- Instructions for the task:
Could you print all the entries exactly?

Data entries:

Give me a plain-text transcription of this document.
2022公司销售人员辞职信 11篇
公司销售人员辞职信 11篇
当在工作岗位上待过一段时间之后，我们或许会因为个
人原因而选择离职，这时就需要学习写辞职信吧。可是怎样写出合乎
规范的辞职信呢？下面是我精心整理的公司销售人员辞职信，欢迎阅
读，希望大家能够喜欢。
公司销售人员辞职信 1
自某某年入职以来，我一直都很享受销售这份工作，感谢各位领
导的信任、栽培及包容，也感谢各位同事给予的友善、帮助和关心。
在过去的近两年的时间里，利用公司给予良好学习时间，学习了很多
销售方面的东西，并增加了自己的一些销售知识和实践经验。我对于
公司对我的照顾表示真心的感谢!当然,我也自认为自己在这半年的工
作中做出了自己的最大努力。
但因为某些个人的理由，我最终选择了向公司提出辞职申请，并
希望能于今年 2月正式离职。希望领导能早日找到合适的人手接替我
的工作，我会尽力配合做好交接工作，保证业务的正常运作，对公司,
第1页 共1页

- Expected answer:
Give me a plain-text transcription of this document.
2022公司销售人员辞职信 11篇
公司销售人员辞职信 11篇
当在工作岗位上待过一段时间之后，我们或许会因为个
人原因而选择离职，这时就需要学习写辞职信吧。可是怎样写出合乎
规范的辞职信呢？下面是我精心整理的公司销售人员辞职信，欢迎阅
读，希望大家能够喜欢。
公司销售人员辞职信 1
自某某年入职以来，我一直都很享受销售这份工作，感谢各位领
导的信任、栽培及包容，也感谢各位同事给予的友善、帮助和关心。
在过去的近两年的时间里，利用公司给予良好学习时间，学习了很多
销售方面的东西，并增加了自己的一些销售知识和实践经验。我对于
公司对我的照顾表示真心的感谢!当然,我也自认为自己在这半年的工
作中做出了自己的最大努力。
但因为某些个人的理由，我最终选择了向公司提出辞职申请，并
希望能于今年 2月正式离职。希望领导能早日找到合适的人手接替我
的工作，我会尽力配合做好交接工作，保证业务的正常运作，对公司,
第1页 共1页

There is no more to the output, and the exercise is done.